▶ **INFORMATION SUPPLIED**
________________________
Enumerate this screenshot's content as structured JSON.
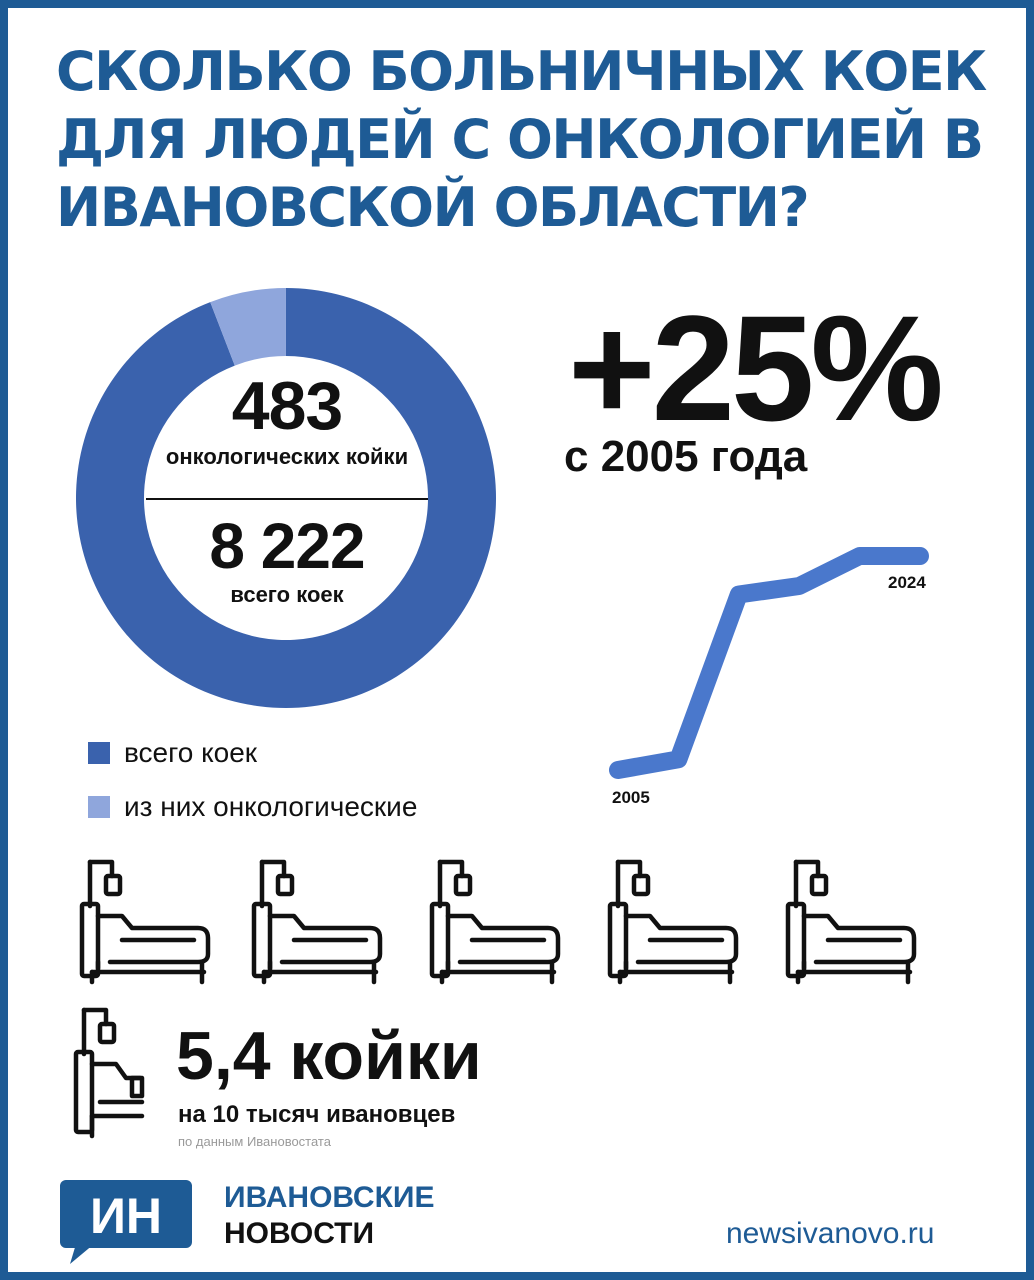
{
  "title": "СКОЛЬКО БОЛЬНИЧНЫХ КОЕК ДЛЯ ЛЮДЕЙ С ОНКОЛОГИЕЙ В ИВАНОВСКОЙ ОБЛАСТИ?",
  "colors": {
    "brand_blue": "#1e5b95",
    "total_series": "#3a62ad",
    "oncology_series": "#8fa6dc",
    "line_series": "#4a78cc",
    "text": "#111111"
  },
  "chart_data": [
    {
      "type": "pie",
      "style": "donut",
      "labels": [
        "всего коек",
        "из них онкологические"
      ],
      "values": [
        8222,
        483
      ],
      "colors": [
        "#3a62ad",
        "#8fa6dc"
      ],
      "center": {
        "oncology_value": "483",
        "oncology_label": "онкологических койки",
        "total_value": "8 222",
        "total_label": "всего коек"
      },
      "legend": {
        "position": "bottom-left",
        "entries": [
          "всего коек",
          "из них онкологические"
        ]
      }
    },
    {
      "type": "line",
      "x_labels": [
        "2005",
        "2024"
      ],
      "y_relative": [
        0,
        0.05,
        0.82,
        0.86,
        1.0,
        1.0
      ],
      "headline": "+25%",
      "caption": "с 2005 года",
      "grid": false
    }
  ],
  "per_capita": {
    "value": "5,4 койки",
    "caption": "на 10 тысяч ивановцев",
    "source": "по данным Ивановостата",
    "icon": "hospital-bed-icon"
  },
  "brand": {
    "logo_text": "ИН",
    "name_line1": "ИВАНОВСКИЕ",
    "name_line2": "НОВОСТИ",
    "website": "newsivanovo.ru"
  }
}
________________________
▶ **GIVEN INSTRUCTION**
Transcribe every entry word for word, but omit the pictures.

▶ **COMPLETE OUTPUT**
Enumerate this screenshot's content as structured JSON.
{
  "title": "СКОЛЬКО БОЛЬНИЧНЫХ КОЕК ДЛЯ ЛЮДЕЙ С ОНКОЛОГИЕЙ В ИВАНОВСКОЙ ОБЛАСТИ?",
  "colors": {
    "brand_blue": "#1e5b95",
    "total_series": "#3a62ad",
    "oncology_series": "#8fa6dc",
    "line_series": "#4a78cc",
    "text": "#111111"
  },
  "chart_data": [
    {
      "type": "pie",
      "style": "donut",
      "labels": [
        "всего коек",
        "из них онкологические"
      ],
      "values": [
        8222,
        483
      ],
      "colors": [
        "#3a62ad",
        "#8fa6dc"
      ],
      "center": {
        "oncology_value": "483",
        "oncology_label": "онкологических койки",
        "total_value": "8 222",
        "total_label": "всего коек"
      },
      "legend": {
        "position": "bottom-left",
        "entries": [
          "всего коек",
          "из них онкологические"
        ]
      }
    },
    {
      "type": "line",
      "x_labels": [
        "2005",
        "2024"
      ],
      "y_relative": [
        0,
        0.05,
        0.82,
        0.86,
        1.0,
        1.0
      ],
      "headline": "+25%",
      "caption": "с 2005 года",
      "grid": false
    }
  ],
  "per_capita": {
    "value": "5,4 койки",
    "caption": "на 10 тысяч ивановцев",
    "source": "по данным Ивановостата",
    "icon": "hospital-bed-icon"
  },
  "brand": {
    "logo_text": "ИН",
    "name_line1": "ИВАНОВСКИЕ",
    "name_line2": "НОВОСТИ",
    "website": "newsivanovo.ru"
  }
}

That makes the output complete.